--- begin MATERIAL PROVIDED ---

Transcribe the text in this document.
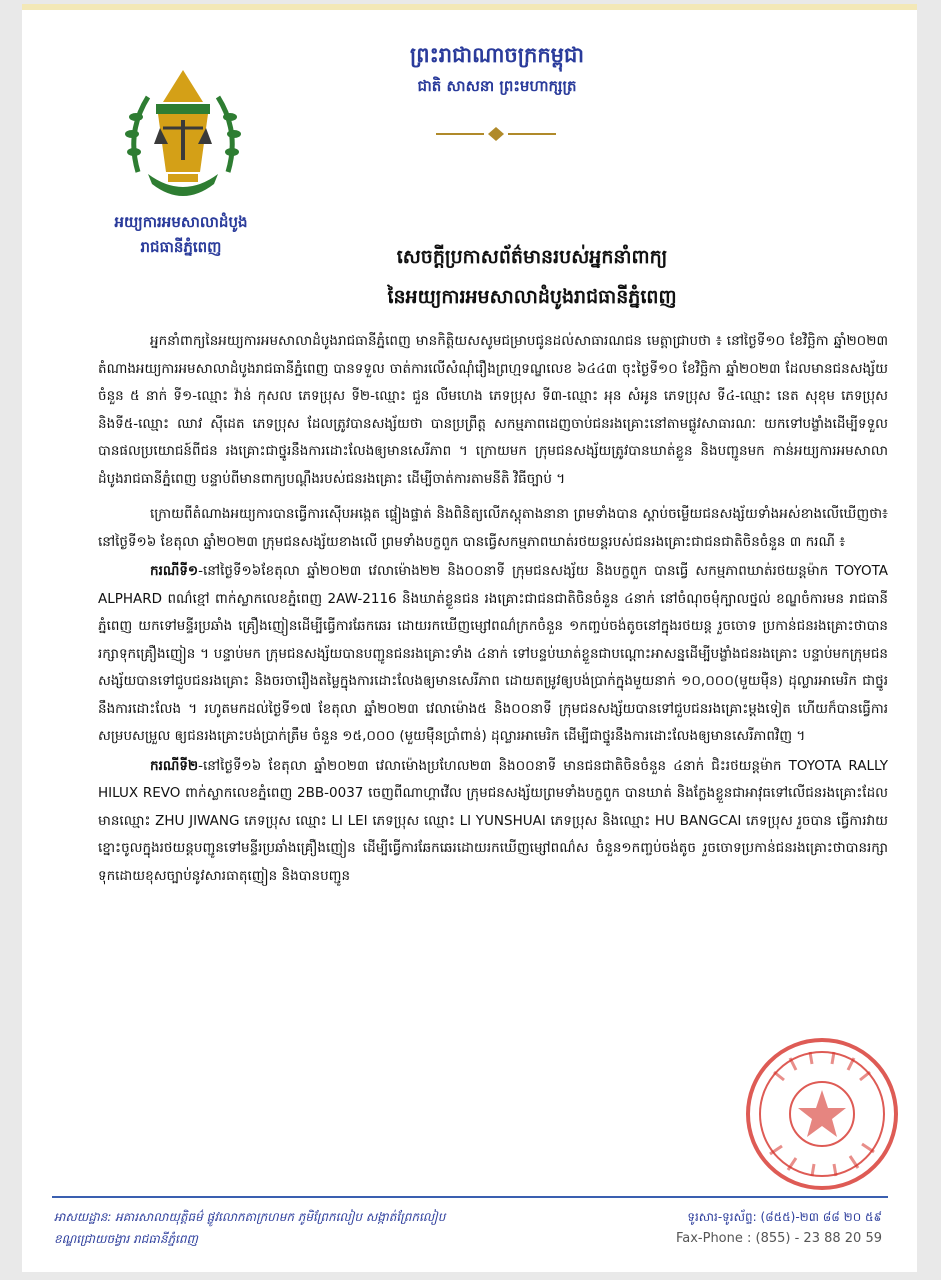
អយ្យការអមសាលាដំបូង
រាជធានីភ្នំពេញ
ព្រះរាជាណាចក្រកម្ពុជា
ជាតិ សាសនា ព្រះមហាក្សត្រ
សេចក្ដីប្រកាសព័ត៌មានរបស់អ្នកនាំពាក្យ
នៃអយ្យការអមសាលាដំបូងរាជធានីភ្នំពេញ

អ្នកនាំពាក្យនៃអយ្យការអមសាលាដំបូងរាជធានីភ្នំពេញ មានកិត្តិយសសូមជម្រាបជូនដល់សាធារណជន មេត្តាជ្រាបថា ៖ នៅថ្ងៃទី១០ ខែវិច្ឆិកា ឆ្នាំ២០២៣ តំណាងអយ្យការអមសាលាដំបូងរាជធានីភ្នំពេញ បានទទួល ចាត់ការលើសំណុំរឿងព្រហ្មទណ្ឌលេខ ៦៤៤៣ ចុះថ្ងៃទី១០ ខែវិច្ឆិកា ឆ្នាំ២០២៣ ដែលមានជនសង្ស័យចំនួន ៥ នាក់ ទី១-ឈ្មោះ វ៉ាន់ កុសល ភេទប្រុស ទី២-ឈ្មោះ ជួន លីមហេង ភេទប្រុស ទី៣-ឈ្មោះ អុន សំអូន ភេទប្រុស ទី៤-ឈ្មោះ នេត សុខុម ភេទប្រុស និងទី៥-ឈ្មោះ ឈាវ ស៊ីដេត ភេទប្រុស ដែលត្រូវបានសង្ស័យថា បានប្រព្រឹត្ត សកម្មភាពដេញចាប់ជនរងគ្រោះនៅតាមផ្លូវសាធារណៈ យកទៅបង្ខាំងដើម្បីទទួលបានផលប្រយោជន៍ពីជន រងគ្រោះជាថ្នូរនឹងការដោះលែងឲ្យមានសេរីភាព ។ ក្រោយមក ក្រុមជនសង្ស័យត្រូវបានឃាត់ខ្លួន និងបញ្ជូនមក កាន់អយ្យការអមសាលាដំបូងរាជធានីភ្នំពេញ បន្ទាប់ពីមានពាក្យបណ្ដឹងរបស់ជនរងគ្រោះ ដើម្បីចាត់ការតាមនីតិ វិធីច្បាប់ ។

ក្រោយពីតំណាងអយ្យការបានធ្វើការស៊ើបអង្កេត ផ្ទៀងផ្ទាត់ និងពិនិត្យលើភស្តុតាងនានា ព្រមទាំងបាន ស្តាប់ចម្លើយជនសង្ស័យទាំងអស់ខាងលើឃើញថា៖ នៅថ្ងៃទី១៦ ខែតុលា ឆ្នាំ២០២៣ ក្រុមជនសង្ស័យខាងលើ ព្រមទាំងបក្ខពួក បានធ្វើសកម្មភាពឃាត់រថយន្តរបស់ជនរងគ្រោះជាជនជាតិចិនចំនួន ៣ ករណី ៖

ករណីទី១-នៅថ្ងៃទី១៦ខែតុលា ឆ្នាំ២០២៣ វេលាម៉ោង២២ និង០០នាទី ក្រុមជនសង្ស័យ និងបក្ខពួក បានធ្វើ សកម្មភាពឃាត់រថយន្តម៉ាក TOYOTA ALPHARD ពណ៌ខ្មៅ ពាក់ស្លាកលេខភ្នំពេញ 2AW-2116 និងឃាត់ខ្លួនជន រងគ្រោះជាជនជាតិចិនចំនួន ៤នាក់ នៅចំណុចមុំក្បាលថ្នល់ ខណ្ឌចំការមន រាជធានីភ្នំពេញ យកទៅមន្ទីរប្រឆាំង គ្រឿងញៀនដើម្បីធ្វើការឆែកឆេរ ដោយរកឃើញម្សៅពណ៌ក្រកចំនួន ១កញ្ចប់ចង់តូចនៅក្នុងរថយន្ត រួចចោទ ប្រកាន់ជនរងគ្រោះថាបានរក្សាទុកគ្រឿងញៀន ។ បន្ទាប់មក ក្រុមជនសង្ស័យបានបញ្ជូនជនរងគ្រោះទាំង ៤នាក់ ទៅបន្ទប់ឃាត់ខ្លួនជាបណ្ដោះអាសន្នដើម្បីបង្ខាំងជនរងគ្រោះ បន្ទាប់មកក្រុមជនសង្ស័យបានទៅជួបជនរងគ្រោះ និងចរចារឿងតម្លៃក្នុងការដោះលែងឲ្យមានសេរីភាព ដោយតម្រូវឲ្យបង់ប្រាក់ក្នុងមួយនាក់ ១០,០០០(មួយម៉ឺន) ដុល្លារអាមេរិក ជាថ្នូរនឹងការដោះលែង ។ រហូតមកដល់ថ្ងៃទី១៧ ខែតុលា ឆ្នាំ២០២៣ វេលាម៉ោង៥ និង០០នាទី ក្រុមជនសង្ស័យបានទៅជួបជនរងគ្រោះម្ដងទៀត ហើយក៏បានធ្វើការសម្របសម្រួល ឲ្យជនរងគ្រោះបង់ប្រាក់ត្រឹម ចំនួន ១៥,០០០ (មួយម៉ឺនប្រាំពាន់) ដុល្លារអាមេរិក ដើម្បីជាថ្នូរនឹងការដោះលែងឲ្យមានសេរីភាពវិញ ។

ករណីទី២-នៅថ្ងៃទី១៦ ខែតុលា ឆ្នាំ២០២៣ វេលាម៉ោងប្រហែល២៣ និង០០នាទី មានជនជាតិចិនចំនួន ៤នាក់ ជិះរថយន្តម៉ាក TOYOTA RALLY HILUX REVO ពាក់ស្លាកលេខភ្នំពេញ 2BB-0037 ចេញពីណាហ្គាវើល ក្រុមជនសង្ស័យព្រមទាំងបក្ខពួក បានឃាត់ និងក្លែងខ្លួនជាអាវុធទៅលើជនរងគ្រោះដែលមានឈ្មោះ ZHU JIWANG ភេទប្រុស ឈ្មោះ LI LEI ភេទប្រុស ឈ្មោះ LI YUNSHUAI ភេទប្រុស និងឈ្មោះ HU BANGCAI ភេទប្រុស រួចបាន ធ្វើការវាយខ្នោះចូលក្នុងរថយន្តបញ្ជូនទៅមន្ទីរប្រឆាំងគ្រឿងញៀន ដើម្បីធ្វើការឆែកឆេរដោយរកឃើញម្សៅពណ៌ស ចំនួន១កញ្ចប់ចង់តូច រួចចោទប្រកាន់ជនរងគ្រោះថាបានរក្សាទុកដោយខុសច្បាប់នូវសារធាតុញៀន និងបានបញ្ជូន

អាសយដ្ឋាន: អគារសាលាយុត្តិធម៌ ផ្លូវលោកតាក្រហមក ភូមិព្រែកលៀប សង្កាត់ព្រែកលៀប
ខណ្ឌជ្រោយចង្វារ រាជធានីភ្នំពេញ
ទូរសារ-ទូរស័ព្ទ: (៨៥៥)-២៣ ៨៨ ២០ ៥៩
Fax-Phone : (855) - 23 88 20 59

--- end MATERIAL PROVIDED ---

TASK STATEMENT:
Leave the images out and output the remaining material exactly as it stands.

ANSWER BELOW:
Transcribe the text in this document.
អយ្យការអមសាលាដំបូង
រាជធានីភ្នំពេញ
ព្រះរាជាណាចក្រកម្ពុជា
ជាតិ សាសនា ព្រះមហាក្សត្រ
សេចក្ដីប្រកាសព័ត៌មានរបស់អ្នកនាំពាក្យ
នៃអយ្យការអមសាលាដំបូងរាជធានីភ្នំពេញ

អ្នកនាំពាក្យនៃអយ្យការអមសាលាដំបូងរាជធានីភ្នំពេញ មានកិត្តិយសសូមជម្រាបជូនដល់សាធារណជន មេត្តាជ្រាបថា ៖ នៅថ្ងៃទី១០ ខែវិច្ឆិកា ឆ្នាំ២០២៣ តំណាងអយ្យការអមសាលាដំបូងរាជធានីភ្នំពេញ បានទទួល ចាត់ការលើសំណុំរឿងព្រហ្មទណ្ឌលេខ ៦៤៤៣ ចុះថ្ងៃទី១០ ខែវិច្ឆិកា ឆ្នាំ២០២៣ ដែលមានជនសង្ស័យចំនួន ៥ នាក់ ទី១-ឈ្មោះ វ៉ាន់ កុសល ភេទប្រុស ទី២-ឈ្មោះ ជួន លីមហេង ភេទប្រុស ទី៣-ឈ្មោះ អុន សំអូន ភេទប្រុស ទី៤-ឈ្មោះ នេត សុខុម ភេទប្រុស និងទី៥-ឈ្មោះ ឈាវ ស៊ីដេត ភេទប្រុស ដែលត្រូវបានសង្ស័យថា បានប្រព្រឹត្ត សកម្មភាពដេញចាប់ជនរងគ្រោះនៅតាមផ្លូវសាធារណៈ យកទៅបង្ខាំងដើម្បីទទួលបានផលប្រយោជន៍ពីជន រងគ្រោះជាថ្នូរនឹងការដោះលែងឲ្យមានសេរីភាព ។ ក្រោយមក ក្រុមជនសង្ស័យត្រូវបានឃាត់ខ្លួន និងបញ្ជូនមក កាន់អយ្យការអមសាលាដំបូងរាជធានីភ្នំពេញ បន្ទាប់ពីមានពាក្យបណ្ដឹងរបស់ជនរងគ្រោះ ដើម្បីចាត់ការតាមនីតិ វិធីច្បាប់ ។

ក្រោយពីតំណាងអយ្យការបានធ្វើការស៊ើបអង្កេត ផ្ទៀងផ្ទាត់ និងពិនិត្យលើភស្តុតាងនានា ព្រមទាំងបាន ស្តាប់ចម្លើយជនសង្ស័យទាំងអស់ខាងលើឃើញថា៖ នៅថ្ងៃទី១៦ ខែតុលា ឆ្នាំ២០២៣ ក្រុមជនសង្ស័យខាងលើ ព្រមទាំងបក្ខពួក បានធ្វើសកម្មភាពឃាត់រថយន្តរបស់ជនរងគ្រោះជាជនជាតិចិនចំនួន ៣ ករណី ៖

ករណីទី១-នៅថ្ងៃទី១៦ខែតុលា ឆ្នាំ២០២៣ វេលាម៉ោង២២ និង០០នាទី ក្រុមជនសង្ស័យ និងបក្ខពួក បានធ្វើ សកម្មភាពឃាត់រថយន្តម៉ាក TOYOTA ALPHARD ពណ៌ខ្មៅ ពាក់ស្លាកលេខភ្នំពេញ 2AW-2116 និងឃាត់ខ្លួនជន រងគ្រោះជាជនជាតិចិនចំនួន ៤នាក់ នៅចំណុចមុំក្បាលថ្នល់ ខណ្ឌចំការមន រាជធានីភ្នំពេញ យកទៅមន្ទីរប្រឆាំង គ្រឿងញៀនដើម្បីធ្វើការឆែកឆេរ ដោយរកឃើញម្សៅពណ៌ក្រកចំនួន ១កញ្ចប់ចង់តូចនៅក្នុងរថយន្ត រួចចោទ ប្រកាន់ជនរងគ្រោះថាបានរក្សាទុកគ្រឿងញៀន ។ បន្ទាប់មក ក្រុមជនសង្ស័យបានបញ្ជូនជនរងគ្រោះទាំង ៤នាក់ ទៅបន្ទប់ឃាត់ខ្លួនជាបណ្ដោះអាសន្នដើម្បីបង្ខាំងជនរងគ្រោះ បន្ទាប់មកក្រុមជនសង្ស័យបានទៅជួបជនរងគ្រោះ និងចរចារឿងតម្លៃក្នុងការដោះលែងឲ្យមានសេរីភាព ដោយតម្រូវឲ្យបង់ប្រាក់ក្នុងមួយនាក់ ១០,០០០(មួយម៉ឺន) ដុល្លារអាមេរិក ជាថ្នូរនឹងការដោះលែង ។ រហូតមកដល់ថ្ងៃទី១៧ ខែតុលា ឆ្នាំ២០២៣ វេលាម៉ោង៥ និង០០នាទី ក្រុមជនសង្ស័យបានទៅជួបជនរងគ្រោះម្ដងទៀត ហើយក៏បានធ្វើការសម្របសម្រួល ឲ្យជនរងគ្រោះបង់ប្រាក់ត្រឹម ចំនួន ១៥,០០០ (មួយម៉ឺនប្រាំពាន់) ដុល្លារអាមេរិក ដើម្បីជាថ្នូរនឹងការដោះលែងឲ្យមានសេរីភាពវិញ ។

ករណីទី២-នៅថ្ងៃទី១៦ ខែតុលា ឆ្នាំ២០២៣ វេលាម៉ោងប្រហែល២៣ និង០០នាទី មានជនជាតិចិនចំនួន ៤នាក់ ជិះរថយន្តម៉ាក TOYOTA RALLY HILUX REVO ពាក់ស្លាកលេខភ្នំពេញ 2BB-0037 ចេញពីណាហ្គាវើល ក្រុមជនសង្ស័យព្រមទាំងបក្ខពួក បានឃាត់ និងក្លែងខ្លួនជាអាវុធទៅលើជនរងគ្រោះដែលមានឈ្មោះ ZHU JIWANG ភេទប្រុស ឈ្មោះ LI LEI ភេទប្រុស ឈ្មោះ LI YUNSHUAI ភេទប្រុស និងឈ្មោះ HU BANGCAI ភេទប្រុស រួចបាន ធ្វើការវាយខ្នោះចូលក្នុងរថយន្តបញ្ជូនទៅមន្ទីរប្រឆាំងគ្រឿងញៀន ដើម្បីធ្វើការឆែកឆេរដោយរកឃើញម្សៅពណ៌ស ចំនួន១កញ្ចប់ចង់តូច រួចចោទប្រកាន់ជនរងគ្រោះថាបានរក្សាទុកដោយខុសច្បាប់នូវសារធាតុញៀន និងបានបញ្ជូន

អាសយដ្ឋាន: អគារសាលាយុត្តិធម៌ ផ្លូវលោកតាក្រហមក ភូមិព្រែកលៀប សង្កាត់ព្រែកលៀប
ខណ្ឌជ្រោយចង្វារ រាជធានីភ្នំពេញ
ទូរសារ-ទូរស័ព្ទ: (៨៥៥)-២៣ ៨៨ ២០ ៥៩
Fax-Phone : (855) - 23 88 20 59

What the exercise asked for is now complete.